▶ _Problem_:
Go through the listing below and gather every line with the word "JSON".

▶ _Stored rows_:
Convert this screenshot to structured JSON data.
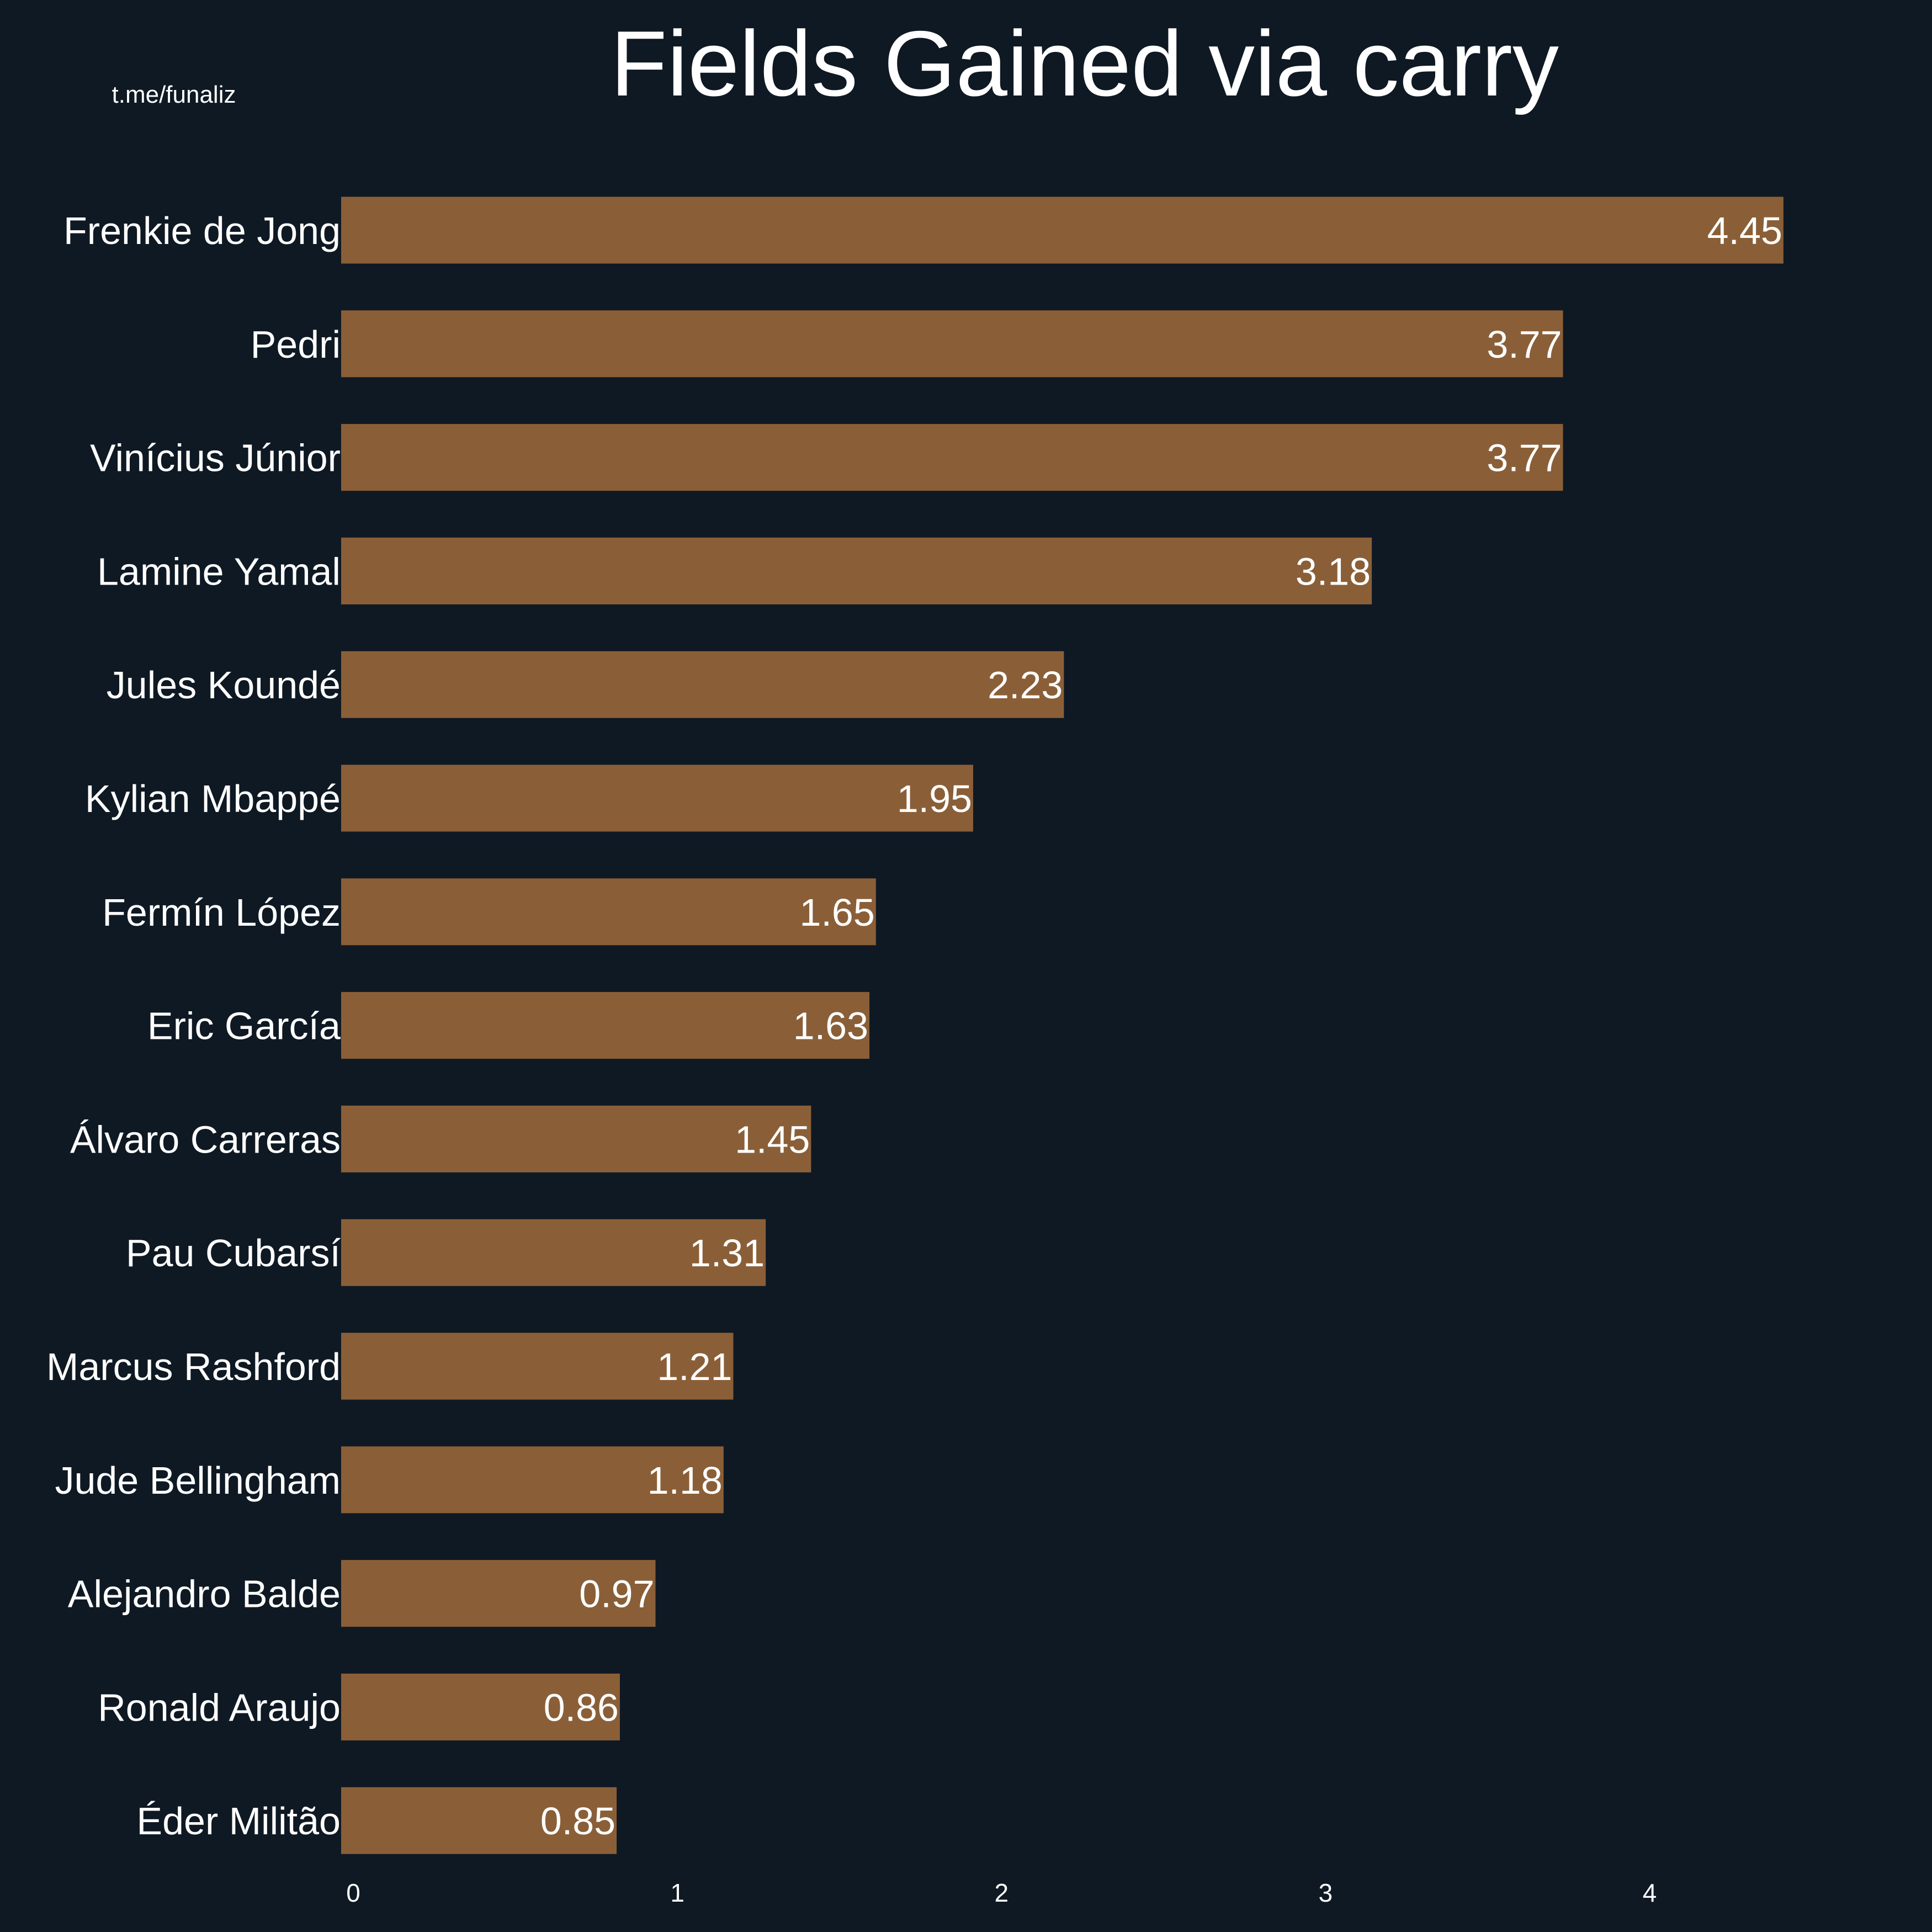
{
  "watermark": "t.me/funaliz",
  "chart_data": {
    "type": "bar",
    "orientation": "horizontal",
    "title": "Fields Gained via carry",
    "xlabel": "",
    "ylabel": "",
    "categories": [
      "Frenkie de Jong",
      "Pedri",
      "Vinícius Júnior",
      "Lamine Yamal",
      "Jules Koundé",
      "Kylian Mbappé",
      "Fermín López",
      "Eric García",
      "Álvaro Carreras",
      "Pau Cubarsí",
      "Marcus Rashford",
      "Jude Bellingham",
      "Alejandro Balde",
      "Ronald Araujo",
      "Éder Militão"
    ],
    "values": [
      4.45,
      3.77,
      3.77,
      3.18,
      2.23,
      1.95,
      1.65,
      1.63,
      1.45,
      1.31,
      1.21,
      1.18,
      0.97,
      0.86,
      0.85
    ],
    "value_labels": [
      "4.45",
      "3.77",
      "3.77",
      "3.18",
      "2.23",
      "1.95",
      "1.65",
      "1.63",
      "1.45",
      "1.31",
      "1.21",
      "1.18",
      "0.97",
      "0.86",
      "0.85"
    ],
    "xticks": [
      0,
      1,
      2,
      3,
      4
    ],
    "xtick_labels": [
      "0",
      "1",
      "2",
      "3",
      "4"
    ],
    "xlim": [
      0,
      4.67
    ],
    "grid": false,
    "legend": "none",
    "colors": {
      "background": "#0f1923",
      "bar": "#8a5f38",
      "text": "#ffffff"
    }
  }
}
* * *
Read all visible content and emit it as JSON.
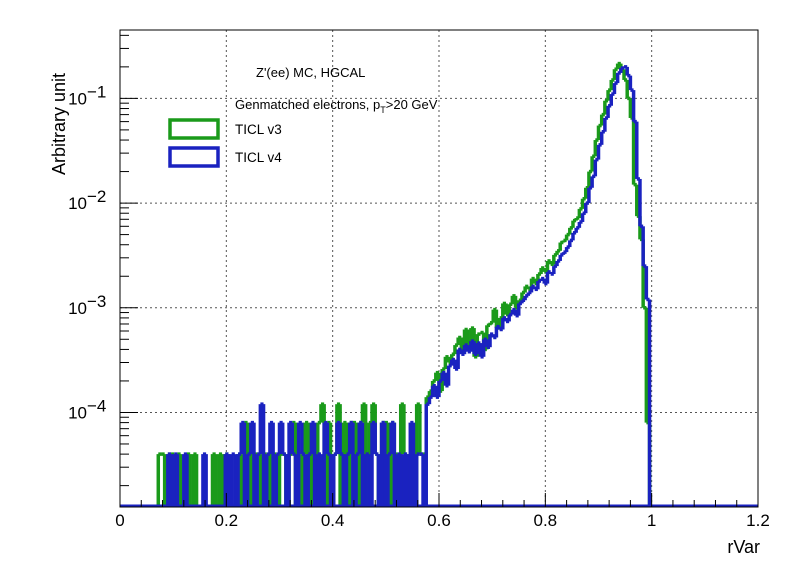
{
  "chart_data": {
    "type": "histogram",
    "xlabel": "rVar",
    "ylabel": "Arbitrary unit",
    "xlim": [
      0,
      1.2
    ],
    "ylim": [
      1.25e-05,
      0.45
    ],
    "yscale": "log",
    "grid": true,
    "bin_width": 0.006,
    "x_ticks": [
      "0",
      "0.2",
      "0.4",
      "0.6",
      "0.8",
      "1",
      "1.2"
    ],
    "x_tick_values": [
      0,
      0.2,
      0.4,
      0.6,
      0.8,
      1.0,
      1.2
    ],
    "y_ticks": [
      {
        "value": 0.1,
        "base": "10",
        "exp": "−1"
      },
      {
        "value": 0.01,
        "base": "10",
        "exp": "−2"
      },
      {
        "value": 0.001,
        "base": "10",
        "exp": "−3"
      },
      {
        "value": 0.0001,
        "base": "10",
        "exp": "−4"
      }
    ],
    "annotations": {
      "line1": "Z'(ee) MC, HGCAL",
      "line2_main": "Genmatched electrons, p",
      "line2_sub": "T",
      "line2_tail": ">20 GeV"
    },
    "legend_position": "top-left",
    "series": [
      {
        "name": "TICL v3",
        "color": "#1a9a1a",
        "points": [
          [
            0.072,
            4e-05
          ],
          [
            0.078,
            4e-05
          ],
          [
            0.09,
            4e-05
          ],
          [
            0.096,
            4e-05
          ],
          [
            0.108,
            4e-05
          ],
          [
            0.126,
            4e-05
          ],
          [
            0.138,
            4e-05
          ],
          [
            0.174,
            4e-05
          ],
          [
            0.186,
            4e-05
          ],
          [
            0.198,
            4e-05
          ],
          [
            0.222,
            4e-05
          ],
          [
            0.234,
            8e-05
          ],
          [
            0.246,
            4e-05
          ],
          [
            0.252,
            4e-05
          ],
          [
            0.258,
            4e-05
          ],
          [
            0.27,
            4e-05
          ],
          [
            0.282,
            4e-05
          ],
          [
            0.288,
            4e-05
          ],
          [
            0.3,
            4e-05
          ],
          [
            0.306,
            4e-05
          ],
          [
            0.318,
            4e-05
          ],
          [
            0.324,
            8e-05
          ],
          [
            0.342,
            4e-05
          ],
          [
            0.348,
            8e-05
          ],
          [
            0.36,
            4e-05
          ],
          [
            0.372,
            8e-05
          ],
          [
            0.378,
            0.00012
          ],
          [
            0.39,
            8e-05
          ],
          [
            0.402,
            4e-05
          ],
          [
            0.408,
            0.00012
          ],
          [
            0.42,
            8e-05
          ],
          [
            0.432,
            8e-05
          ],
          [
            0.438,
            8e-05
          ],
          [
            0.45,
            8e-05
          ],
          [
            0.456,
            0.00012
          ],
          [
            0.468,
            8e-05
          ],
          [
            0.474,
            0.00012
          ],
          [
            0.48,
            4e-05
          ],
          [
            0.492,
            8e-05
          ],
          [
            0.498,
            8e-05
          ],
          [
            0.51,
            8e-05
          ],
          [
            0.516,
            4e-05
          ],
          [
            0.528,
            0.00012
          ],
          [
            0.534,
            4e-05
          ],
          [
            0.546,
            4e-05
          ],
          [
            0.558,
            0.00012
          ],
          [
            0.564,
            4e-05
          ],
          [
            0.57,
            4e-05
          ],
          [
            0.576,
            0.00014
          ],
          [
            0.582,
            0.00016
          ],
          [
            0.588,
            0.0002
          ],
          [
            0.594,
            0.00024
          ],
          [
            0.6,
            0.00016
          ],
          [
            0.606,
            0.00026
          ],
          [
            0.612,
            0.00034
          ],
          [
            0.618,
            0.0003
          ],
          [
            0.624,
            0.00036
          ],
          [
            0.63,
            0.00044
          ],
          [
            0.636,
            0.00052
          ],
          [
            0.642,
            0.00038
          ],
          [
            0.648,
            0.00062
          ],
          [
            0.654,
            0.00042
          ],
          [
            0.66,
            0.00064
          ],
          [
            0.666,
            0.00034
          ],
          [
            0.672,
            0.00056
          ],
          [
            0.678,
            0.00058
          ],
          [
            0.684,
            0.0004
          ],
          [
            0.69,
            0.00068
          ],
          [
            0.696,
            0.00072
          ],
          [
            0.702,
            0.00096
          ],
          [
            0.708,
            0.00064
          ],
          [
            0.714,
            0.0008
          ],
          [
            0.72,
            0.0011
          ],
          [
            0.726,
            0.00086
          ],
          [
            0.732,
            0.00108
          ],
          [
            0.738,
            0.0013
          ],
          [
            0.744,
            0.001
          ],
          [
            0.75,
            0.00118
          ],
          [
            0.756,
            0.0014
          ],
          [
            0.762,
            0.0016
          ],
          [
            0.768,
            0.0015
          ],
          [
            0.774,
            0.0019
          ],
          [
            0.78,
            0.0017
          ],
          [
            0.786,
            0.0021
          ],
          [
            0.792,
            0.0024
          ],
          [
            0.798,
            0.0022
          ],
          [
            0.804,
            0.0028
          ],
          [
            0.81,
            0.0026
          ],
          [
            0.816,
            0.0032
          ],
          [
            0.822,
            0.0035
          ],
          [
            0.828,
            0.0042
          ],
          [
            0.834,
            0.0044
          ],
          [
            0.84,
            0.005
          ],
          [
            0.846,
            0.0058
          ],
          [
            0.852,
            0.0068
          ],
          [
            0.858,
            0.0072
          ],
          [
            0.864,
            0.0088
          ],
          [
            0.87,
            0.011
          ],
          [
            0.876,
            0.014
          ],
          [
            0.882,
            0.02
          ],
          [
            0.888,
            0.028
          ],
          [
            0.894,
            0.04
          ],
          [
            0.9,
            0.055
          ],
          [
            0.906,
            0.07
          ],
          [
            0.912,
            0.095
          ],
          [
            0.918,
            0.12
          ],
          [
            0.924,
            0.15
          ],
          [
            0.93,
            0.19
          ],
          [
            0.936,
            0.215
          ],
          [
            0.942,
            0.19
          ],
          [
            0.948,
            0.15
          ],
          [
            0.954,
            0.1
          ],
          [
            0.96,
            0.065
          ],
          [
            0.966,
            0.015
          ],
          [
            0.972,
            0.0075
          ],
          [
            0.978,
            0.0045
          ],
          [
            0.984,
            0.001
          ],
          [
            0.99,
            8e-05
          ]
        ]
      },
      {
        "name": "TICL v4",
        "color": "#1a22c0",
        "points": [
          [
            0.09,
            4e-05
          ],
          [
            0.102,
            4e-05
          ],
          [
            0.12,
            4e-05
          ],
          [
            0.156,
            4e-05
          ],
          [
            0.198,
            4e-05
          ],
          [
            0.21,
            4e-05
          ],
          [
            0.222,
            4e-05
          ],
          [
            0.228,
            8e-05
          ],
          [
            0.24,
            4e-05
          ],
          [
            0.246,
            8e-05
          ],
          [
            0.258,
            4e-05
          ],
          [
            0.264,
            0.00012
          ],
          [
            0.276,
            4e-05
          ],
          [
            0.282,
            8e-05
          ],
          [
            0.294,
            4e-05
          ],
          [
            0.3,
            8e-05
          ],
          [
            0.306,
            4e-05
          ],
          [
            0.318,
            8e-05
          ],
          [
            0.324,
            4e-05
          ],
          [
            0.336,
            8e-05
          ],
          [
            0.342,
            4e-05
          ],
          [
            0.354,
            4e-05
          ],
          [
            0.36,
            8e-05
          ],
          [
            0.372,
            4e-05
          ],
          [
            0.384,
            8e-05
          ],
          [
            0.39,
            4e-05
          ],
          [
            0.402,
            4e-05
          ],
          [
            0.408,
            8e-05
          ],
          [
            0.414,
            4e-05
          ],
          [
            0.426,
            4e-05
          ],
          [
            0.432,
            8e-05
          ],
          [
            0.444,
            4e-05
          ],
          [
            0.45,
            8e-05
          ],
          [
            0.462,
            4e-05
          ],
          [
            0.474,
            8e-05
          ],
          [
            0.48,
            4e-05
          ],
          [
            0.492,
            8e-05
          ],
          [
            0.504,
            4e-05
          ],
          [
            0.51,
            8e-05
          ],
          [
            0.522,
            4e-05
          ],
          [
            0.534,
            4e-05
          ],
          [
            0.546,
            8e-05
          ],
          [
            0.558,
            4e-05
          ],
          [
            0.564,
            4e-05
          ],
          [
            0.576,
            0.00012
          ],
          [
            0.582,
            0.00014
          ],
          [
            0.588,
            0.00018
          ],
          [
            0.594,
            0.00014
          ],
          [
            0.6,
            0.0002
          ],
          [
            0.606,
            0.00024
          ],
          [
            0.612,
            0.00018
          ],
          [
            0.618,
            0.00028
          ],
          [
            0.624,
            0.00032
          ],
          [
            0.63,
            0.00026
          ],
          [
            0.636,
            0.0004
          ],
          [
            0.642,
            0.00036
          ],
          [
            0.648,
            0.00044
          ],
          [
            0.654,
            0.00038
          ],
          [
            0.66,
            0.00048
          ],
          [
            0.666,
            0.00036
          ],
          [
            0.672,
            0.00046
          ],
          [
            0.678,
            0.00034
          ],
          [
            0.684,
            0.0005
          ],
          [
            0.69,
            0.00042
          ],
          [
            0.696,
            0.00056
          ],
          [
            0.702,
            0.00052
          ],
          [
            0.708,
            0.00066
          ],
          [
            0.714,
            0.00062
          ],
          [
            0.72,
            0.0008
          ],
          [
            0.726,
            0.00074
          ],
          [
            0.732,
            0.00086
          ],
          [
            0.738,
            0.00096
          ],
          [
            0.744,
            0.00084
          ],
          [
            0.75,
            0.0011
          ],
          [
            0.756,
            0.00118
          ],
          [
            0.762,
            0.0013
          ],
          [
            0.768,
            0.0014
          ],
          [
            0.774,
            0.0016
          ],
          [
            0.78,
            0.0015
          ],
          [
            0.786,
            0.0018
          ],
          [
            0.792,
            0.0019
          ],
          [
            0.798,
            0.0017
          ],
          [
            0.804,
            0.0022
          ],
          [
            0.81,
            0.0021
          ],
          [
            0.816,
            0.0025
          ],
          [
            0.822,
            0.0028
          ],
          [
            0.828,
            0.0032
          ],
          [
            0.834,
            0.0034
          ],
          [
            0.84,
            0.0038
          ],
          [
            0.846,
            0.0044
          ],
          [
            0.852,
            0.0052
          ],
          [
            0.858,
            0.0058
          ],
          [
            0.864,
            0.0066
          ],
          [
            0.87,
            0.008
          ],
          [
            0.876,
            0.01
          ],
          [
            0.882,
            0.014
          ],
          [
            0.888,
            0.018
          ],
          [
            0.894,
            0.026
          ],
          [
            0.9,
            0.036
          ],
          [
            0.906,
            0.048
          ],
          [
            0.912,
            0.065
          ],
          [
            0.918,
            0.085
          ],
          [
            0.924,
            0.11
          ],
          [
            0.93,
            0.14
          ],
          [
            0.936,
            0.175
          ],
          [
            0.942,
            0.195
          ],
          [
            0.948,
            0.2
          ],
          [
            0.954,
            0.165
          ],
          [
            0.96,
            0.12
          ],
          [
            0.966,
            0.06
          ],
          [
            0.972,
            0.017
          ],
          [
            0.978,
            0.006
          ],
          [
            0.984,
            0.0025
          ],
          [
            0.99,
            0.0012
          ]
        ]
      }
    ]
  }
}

▶ _Expected output_:
Convert this screenshot to structured JSON data.
Read all visible content and emit it as JSON.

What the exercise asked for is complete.